Task statement: All the records that follow need to be reproduced exactly. Omit the images.

-- Data start --

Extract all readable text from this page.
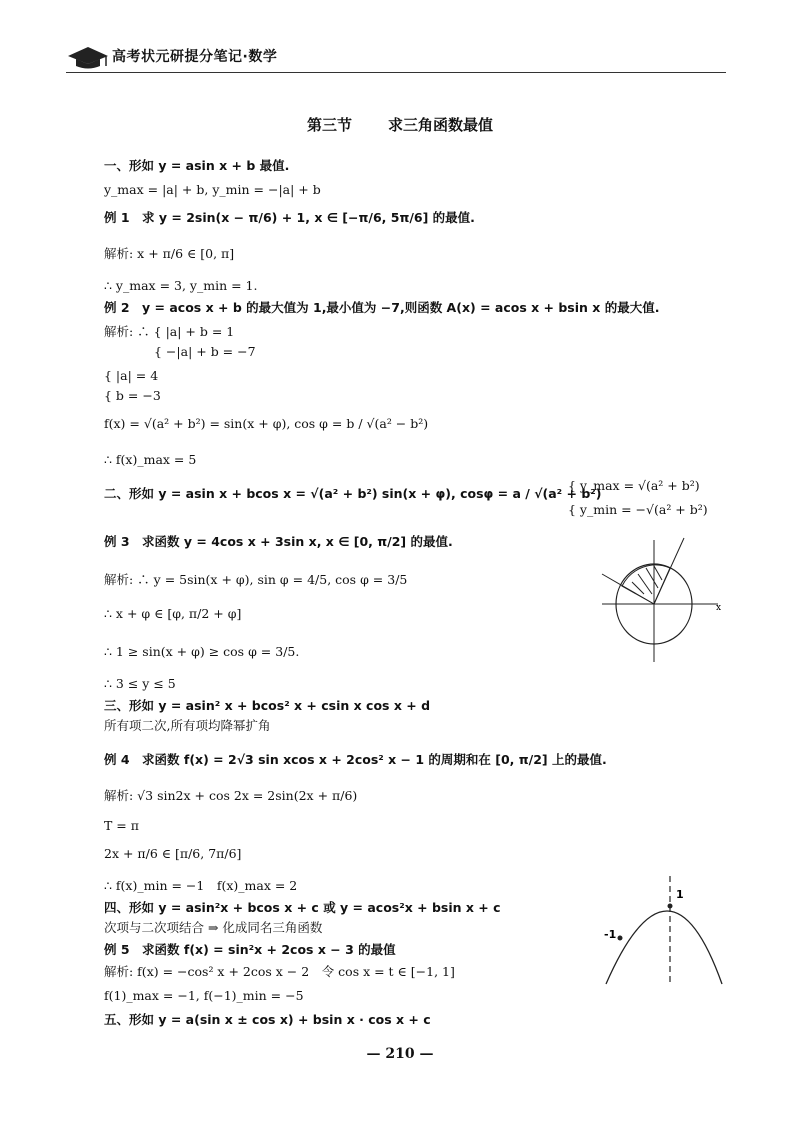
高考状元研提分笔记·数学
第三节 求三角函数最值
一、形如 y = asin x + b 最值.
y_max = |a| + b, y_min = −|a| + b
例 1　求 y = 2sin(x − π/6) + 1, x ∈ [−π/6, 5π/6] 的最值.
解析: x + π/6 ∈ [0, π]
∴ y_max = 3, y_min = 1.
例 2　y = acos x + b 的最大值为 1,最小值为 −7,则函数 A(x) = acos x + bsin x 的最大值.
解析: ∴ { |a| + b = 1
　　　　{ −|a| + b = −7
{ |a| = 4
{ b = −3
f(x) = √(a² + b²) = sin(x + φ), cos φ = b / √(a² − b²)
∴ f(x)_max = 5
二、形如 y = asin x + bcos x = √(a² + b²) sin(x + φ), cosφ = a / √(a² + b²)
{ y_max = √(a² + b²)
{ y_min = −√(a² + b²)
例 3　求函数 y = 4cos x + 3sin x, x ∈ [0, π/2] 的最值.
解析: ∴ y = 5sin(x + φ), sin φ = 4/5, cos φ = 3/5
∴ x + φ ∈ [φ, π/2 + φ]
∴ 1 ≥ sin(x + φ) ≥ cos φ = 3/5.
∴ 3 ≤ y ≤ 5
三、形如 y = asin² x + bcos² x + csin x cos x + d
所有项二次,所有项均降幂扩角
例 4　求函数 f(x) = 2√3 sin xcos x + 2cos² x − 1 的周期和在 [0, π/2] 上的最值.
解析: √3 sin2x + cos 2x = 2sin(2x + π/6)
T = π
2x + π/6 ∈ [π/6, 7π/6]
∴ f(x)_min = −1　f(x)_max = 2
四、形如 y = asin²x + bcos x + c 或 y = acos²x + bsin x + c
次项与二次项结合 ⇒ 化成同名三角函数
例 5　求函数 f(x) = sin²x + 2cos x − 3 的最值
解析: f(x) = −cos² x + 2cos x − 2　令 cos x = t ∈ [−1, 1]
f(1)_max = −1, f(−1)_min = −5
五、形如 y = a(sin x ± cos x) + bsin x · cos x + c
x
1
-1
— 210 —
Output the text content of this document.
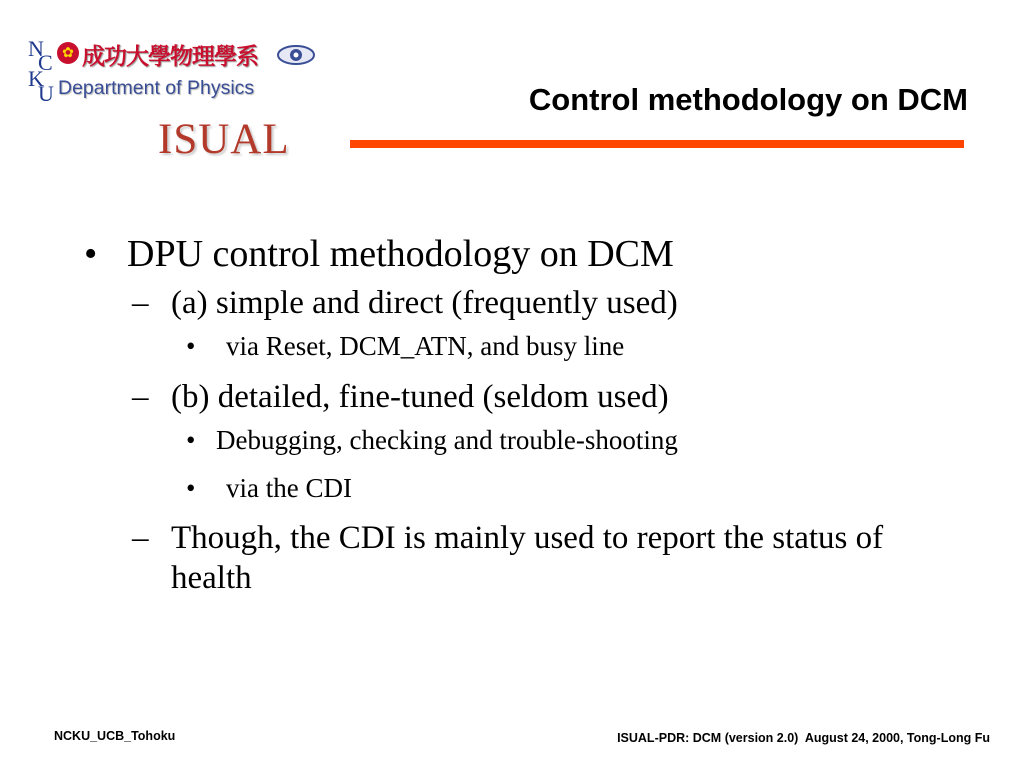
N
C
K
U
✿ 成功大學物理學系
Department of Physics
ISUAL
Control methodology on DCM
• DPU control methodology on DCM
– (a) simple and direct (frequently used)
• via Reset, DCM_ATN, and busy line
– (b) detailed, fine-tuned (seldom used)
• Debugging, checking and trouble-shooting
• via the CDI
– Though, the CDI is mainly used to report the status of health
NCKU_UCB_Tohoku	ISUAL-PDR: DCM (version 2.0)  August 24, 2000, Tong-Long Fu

-- Data end --

Result:
Extract all readable text from this page.
高考状元研提分笔记·数学
第三节 求三角函数最值
一、形如 y = asin x + b 最值.
y_max = |a| + b, y_min = −|a| + b
例 1　求 y = 2sin(x − π/6) + 1, x ∈ [−π/6, 5π/6] 的最值.
解析: x + π/6 ∈ [0, π]
∴ y_max = 3, y_min = 1.
例 2　y = acos x + b 的最大值为 1,最小值为 −7,则函数 A(x) = acos x + bsin x 的最大值.
解析: ∴ { |a| + b = 1
　　　　{ −|a| + b = −7
{ |a| = 4
{ b = −3
f(x) = √(a² + b²) = sin(x + φ), cos φ = b / √(a² − b²)
∴ f(x)_max = 5
二、形如 y = asin x + bcos x = √(a² + b²) sin(x + φ), cosφ = a / √(a² + b²)
{ y_max = √(a² + b²)
{ y_min = −√(a² + b²)
例 3　求函数 y = 4cos x + 3sin x, x ∈ [0, π/2] 的最值.
解析: ∴ y = 5sin(x + φ), sin φ = 4/5, cos φ = 3/5
∴ x + φ ∈ [φ, π/2 + φ]
∴ 1 ≥ sin(x + φ) ≥ cos φ = 3/5.
∴ 3 ≤ y ≤ 5
三、形如 y = asin² x + bcos² x + csin x cos x + d
所有项二次,所有项均降幂扩角
例 4　求函数 f(x) = 2√3 sin xcos x + 2cos² x − 1 的周期和在 [0, π/2] 上的最值.
解析: √3 sin2x + cos 2x = 2sin(2x + π/6)
T = π
2x + π/6 ∈ [π/6, 7π/6]
∴ f(x)_min = −1　f(x)_max = 2
四、形如 y = asin²x + bcos x + c 或 y = acos²x + bsin x + c
次项与二次项结合 ⇒ 化成同名三角函数
例 5　求函数 f(x) = sin²x + 2cos x − 3 的最值
解析: f(x) = −cos² x + 2cos x − 2　令 cos x = t ∈ [−1, 1]
f(1)_max = −1, f(−1)_min = −5
五、形如 y = a(sin x ± cos x) + bsin x · cos x + c
x
1
-1
— 210 —
Output the text content of this document.
N
C
K
U
✿ 成功大學物理學系
Department of Physics
ISUAL
Control methodology on DCM
• DPU control methodology on DCM
– (a) simple and direct (frequently used)
• via Reset, DCM_ATN, and busy line
– (b) detailed, fine-tuned (seldom used)
• Debugging, checking and trouble-shooting
• via the CDI
– Though, the CDI is mainly used to report the status of health
NCKU_UCB_Tohoku	ISUAL-PDR: DCM (version 2.0)  August 24, 2000, Tong-Long Fu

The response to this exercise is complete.